Given task:
From the entries below, extract every line that includes the word "实验日期".

Exercise data:
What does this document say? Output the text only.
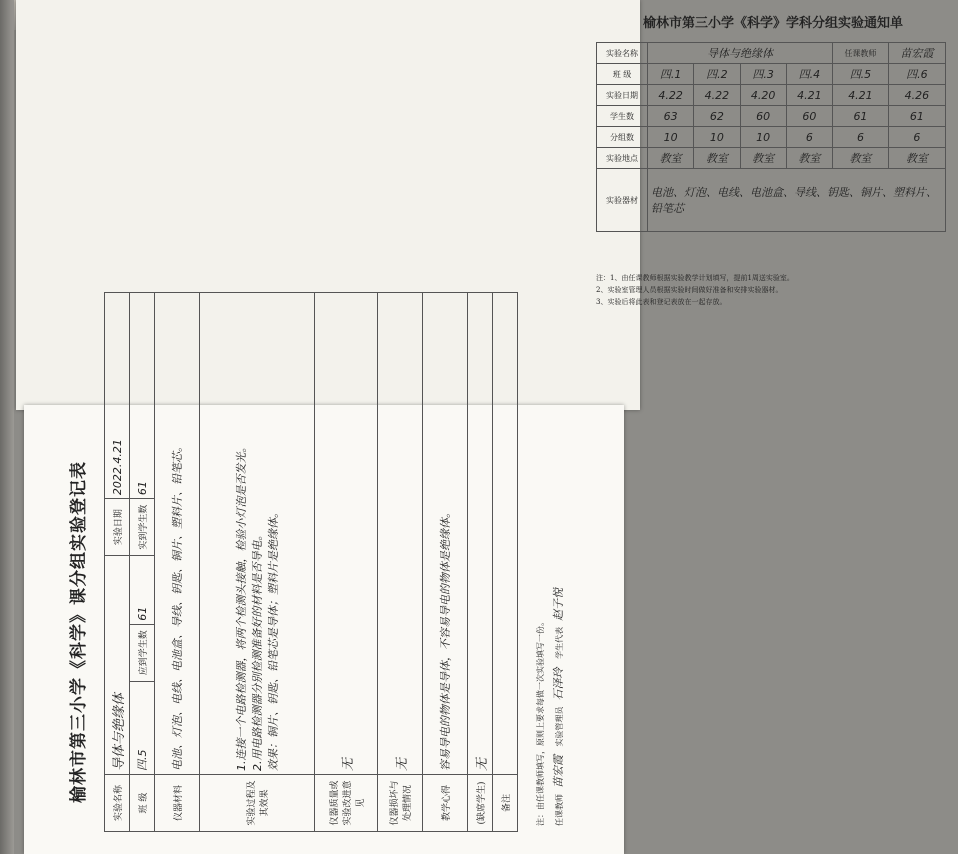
榆林市第三小学《科学》学科分组实验通知单
实验名称	导体与绝缘体				任课教师	苗宏霞
班 级	四.1	四.2	四.3	四.4	四.5	四.6
实验日期	4.22	4.22	4.20	4.21	4.21	4.26
学生数	63	62	60	60	61	61
分组数	10	10	10	6	6	6
实验地点	教室	教室	教室	教室	教室	教室
实验器材	电池、灯泡、电线、电池盒、导线、钥匙、铜片、塑料片、铅笔芯					
注：1、由任课教师根据实验教学计划填写，提前1周送实验室。
2、实验室管理人员根据实验时间做好准备和安排实验器材。
3、实验后将此表和登记表放在一起存放。
榆林市第三小学《科学》课分组实验登记表
实验名称	导体与绝缘体			实验日期	2022.4.21
班 级	四.5	应到学生数	61	实到学生数	61
仪器材料	电池、灯泡、电线、电池盒、导线、钥匙、铜片、塑料片、铅笔芯。				
实验过程及其效果	1.连接一个电路检测器，将两个检测头接触，检验小灯泡是否发光。 2.用电路检测器分别检测准备好的材料是否导电。 效果：铜片、钥匙、铅笔芯是导体；塑料片是绝缘体。				

仪器质量或实验改进意见	无				
仪器损坏与处理情况	无				
教学心得	容易导电的物体是导体，不容易导电的物体是绝缘体。				
(缺席学生)	无				
备注						注：由任课教师填写，原则上要求每做一次实验填写一份。	任课教师苗宏霞 实验管理员石泽玲 学生代表赵子悦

Written answer:
实验日期	4.22	4.22	4.20	4.21	4.21	4.26
实验名称	导体与绝缘体			实验日期	2022.4.21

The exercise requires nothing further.